+++ Data provided +++

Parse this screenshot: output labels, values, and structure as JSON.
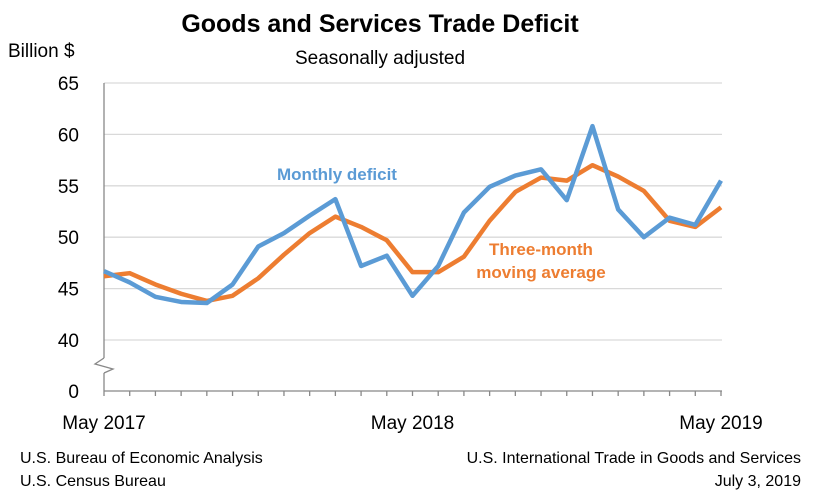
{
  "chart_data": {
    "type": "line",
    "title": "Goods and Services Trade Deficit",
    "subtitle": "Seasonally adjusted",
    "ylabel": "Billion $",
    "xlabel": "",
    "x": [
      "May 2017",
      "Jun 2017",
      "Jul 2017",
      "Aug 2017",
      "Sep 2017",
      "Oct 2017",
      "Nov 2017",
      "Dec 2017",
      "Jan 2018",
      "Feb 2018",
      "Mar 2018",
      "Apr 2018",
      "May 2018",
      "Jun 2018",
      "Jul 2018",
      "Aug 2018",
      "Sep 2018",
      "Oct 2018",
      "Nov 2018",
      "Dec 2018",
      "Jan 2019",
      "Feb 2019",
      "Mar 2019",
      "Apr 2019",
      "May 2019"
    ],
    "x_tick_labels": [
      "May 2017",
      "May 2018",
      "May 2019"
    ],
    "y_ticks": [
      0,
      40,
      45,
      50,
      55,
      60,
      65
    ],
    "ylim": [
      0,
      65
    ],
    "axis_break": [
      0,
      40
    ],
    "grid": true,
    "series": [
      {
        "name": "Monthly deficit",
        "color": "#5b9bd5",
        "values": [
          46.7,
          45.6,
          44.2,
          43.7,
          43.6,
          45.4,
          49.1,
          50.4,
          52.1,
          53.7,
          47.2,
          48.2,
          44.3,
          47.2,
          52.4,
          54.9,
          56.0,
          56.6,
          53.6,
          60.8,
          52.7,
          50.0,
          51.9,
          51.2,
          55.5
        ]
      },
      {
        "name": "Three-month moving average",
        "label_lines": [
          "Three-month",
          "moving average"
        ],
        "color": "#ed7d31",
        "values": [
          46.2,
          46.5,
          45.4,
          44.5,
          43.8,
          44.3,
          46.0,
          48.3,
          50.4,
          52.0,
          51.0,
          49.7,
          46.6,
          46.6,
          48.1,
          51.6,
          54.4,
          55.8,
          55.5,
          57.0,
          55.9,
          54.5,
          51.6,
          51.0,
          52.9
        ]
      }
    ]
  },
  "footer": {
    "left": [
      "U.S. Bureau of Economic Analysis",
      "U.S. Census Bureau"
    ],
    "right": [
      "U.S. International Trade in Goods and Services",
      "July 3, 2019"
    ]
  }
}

+++
+++ Data provided +++

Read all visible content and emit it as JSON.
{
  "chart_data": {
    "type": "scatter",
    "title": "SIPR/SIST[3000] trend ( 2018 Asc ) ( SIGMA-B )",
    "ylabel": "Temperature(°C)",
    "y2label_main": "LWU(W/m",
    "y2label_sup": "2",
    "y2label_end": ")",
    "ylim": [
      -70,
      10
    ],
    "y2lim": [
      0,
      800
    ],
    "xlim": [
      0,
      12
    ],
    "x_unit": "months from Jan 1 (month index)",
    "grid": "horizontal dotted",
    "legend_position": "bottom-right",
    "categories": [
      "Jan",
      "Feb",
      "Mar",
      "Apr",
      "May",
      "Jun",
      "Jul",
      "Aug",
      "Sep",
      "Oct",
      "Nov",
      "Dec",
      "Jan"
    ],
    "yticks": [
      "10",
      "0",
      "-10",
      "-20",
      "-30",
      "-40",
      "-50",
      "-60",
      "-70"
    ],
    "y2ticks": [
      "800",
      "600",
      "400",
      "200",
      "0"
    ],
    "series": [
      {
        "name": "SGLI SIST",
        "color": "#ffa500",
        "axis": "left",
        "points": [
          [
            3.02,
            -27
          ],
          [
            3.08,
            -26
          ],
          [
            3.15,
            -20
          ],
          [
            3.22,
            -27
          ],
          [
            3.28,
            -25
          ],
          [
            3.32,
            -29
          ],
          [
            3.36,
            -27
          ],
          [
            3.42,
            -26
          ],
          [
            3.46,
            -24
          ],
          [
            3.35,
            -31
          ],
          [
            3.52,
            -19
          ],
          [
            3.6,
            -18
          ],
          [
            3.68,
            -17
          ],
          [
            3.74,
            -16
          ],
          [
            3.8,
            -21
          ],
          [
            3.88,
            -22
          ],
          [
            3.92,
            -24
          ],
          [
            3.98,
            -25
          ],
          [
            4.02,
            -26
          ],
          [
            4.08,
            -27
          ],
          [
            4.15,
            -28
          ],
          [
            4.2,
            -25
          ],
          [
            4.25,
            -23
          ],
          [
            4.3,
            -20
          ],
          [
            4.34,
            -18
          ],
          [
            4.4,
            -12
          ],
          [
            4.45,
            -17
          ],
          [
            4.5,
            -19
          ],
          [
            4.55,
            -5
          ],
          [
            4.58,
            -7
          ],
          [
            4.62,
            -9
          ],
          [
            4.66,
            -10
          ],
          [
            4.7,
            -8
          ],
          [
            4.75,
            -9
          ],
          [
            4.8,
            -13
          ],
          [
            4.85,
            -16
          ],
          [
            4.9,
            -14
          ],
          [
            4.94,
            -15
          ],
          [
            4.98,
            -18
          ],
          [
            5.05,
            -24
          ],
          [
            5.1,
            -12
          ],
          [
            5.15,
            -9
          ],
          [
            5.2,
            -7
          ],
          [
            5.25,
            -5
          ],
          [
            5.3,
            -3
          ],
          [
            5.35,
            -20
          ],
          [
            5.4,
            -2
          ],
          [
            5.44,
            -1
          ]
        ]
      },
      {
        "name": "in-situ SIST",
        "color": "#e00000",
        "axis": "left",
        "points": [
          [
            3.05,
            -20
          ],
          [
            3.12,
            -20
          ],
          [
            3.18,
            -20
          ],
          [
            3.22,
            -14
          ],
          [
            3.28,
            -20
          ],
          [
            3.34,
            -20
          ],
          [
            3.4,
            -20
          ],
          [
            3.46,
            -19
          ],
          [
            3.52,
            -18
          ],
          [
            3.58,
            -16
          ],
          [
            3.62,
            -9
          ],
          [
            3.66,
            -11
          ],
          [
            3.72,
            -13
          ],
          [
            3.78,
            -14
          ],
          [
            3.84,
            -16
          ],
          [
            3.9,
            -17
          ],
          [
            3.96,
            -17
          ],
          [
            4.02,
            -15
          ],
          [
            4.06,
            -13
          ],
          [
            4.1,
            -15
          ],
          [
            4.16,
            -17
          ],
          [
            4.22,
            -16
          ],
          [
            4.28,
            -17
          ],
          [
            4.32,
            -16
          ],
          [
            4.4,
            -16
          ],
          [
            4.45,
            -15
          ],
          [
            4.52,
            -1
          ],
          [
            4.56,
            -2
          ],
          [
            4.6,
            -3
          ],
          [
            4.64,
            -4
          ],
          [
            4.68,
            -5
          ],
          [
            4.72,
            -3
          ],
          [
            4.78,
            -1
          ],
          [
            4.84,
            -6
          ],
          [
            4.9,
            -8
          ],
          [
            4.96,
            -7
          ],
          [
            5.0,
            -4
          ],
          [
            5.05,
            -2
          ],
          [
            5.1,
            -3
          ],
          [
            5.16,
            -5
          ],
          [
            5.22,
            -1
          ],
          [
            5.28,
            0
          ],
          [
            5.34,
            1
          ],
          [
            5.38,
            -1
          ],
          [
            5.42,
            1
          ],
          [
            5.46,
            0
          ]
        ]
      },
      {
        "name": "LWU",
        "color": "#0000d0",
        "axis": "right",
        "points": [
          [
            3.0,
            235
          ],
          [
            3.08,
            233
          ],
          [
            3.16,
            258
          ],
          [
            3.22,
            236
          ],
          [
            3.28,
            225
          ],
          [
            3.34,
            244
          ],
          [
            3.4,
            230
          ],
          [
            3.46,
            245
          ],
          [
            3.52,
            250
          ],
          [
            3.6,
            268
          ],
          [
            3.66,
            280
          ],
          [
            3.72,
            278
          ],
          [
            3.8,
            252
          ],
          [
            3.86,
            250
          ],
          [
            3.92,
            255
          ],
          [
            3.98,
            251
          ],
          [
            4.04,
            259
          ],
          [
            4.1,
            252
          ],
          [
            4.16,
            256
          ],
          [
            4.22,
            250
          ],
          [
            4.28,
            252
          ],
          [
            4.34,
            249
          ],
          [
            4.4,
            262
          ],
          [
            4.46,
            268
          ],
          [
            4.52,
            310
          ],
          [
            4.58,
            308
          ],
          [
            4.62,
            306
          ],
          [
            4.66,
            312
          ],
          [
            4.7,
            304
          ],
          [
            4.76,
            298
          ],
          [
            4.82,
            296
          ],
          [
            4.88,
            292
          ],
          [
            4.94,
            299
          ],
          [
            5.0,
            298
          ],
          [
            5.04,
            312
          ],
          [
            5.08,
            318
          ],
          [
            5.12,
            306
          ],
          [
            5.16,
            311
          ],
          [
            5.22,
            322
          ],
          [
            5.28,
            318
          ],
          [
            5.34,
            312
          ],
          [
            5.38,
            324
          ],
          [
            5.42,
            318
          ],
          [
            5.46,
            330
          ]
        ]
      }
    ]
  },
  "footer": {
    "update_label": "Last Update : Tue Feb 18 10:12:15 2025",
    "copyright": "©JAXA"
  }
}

+++
+++ Data provided +++

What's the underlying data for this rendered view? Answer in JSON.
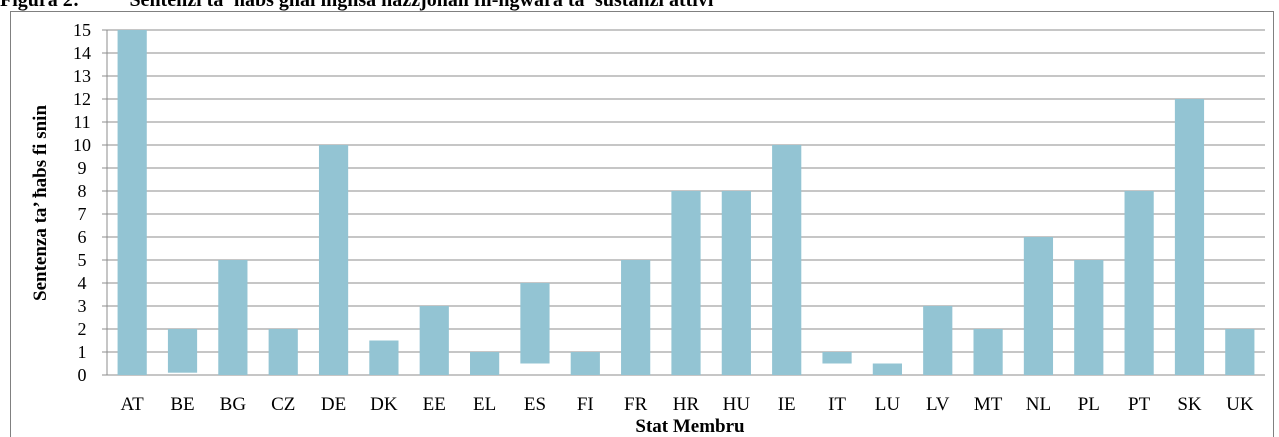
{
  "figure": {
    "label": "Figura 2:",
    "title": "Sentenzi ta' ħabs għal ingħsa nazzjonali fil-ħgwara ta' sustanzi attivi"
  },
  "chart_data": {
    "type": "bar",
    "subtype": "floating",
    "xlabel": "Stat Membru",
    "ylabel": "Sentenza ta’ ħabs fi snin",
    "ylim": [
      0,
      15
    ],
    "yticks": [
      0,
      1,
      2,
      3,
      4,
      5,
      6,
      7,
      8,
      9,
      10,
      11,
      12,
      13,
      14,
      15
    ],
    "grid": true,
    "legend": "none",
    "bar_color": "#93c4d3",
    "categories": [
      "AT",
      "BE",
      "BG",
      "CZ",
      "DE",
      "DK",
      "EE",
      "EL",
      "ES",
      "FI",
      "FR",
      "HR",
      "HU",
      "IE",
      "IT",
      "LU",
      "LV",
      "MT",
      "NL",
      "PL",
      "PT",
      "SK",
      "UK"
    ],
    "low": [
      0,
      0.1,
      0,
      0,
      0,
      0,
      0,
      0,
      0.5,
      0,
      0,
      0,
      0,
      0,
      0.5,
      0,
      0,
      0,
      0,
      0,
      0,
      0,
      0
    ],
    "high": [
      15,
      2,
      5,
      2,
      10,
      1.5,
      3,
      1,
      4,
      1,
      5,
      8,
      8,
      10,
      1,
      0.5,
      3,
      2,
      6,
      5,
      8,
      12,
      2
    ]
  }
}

+++

• _Instructions to follow_
Out of the material above, select every line that holds the string "Services".

• _Correct result_
    "title": "Goods and Services Trade Deficit",
      "U.S. International Trade in Goods and Services",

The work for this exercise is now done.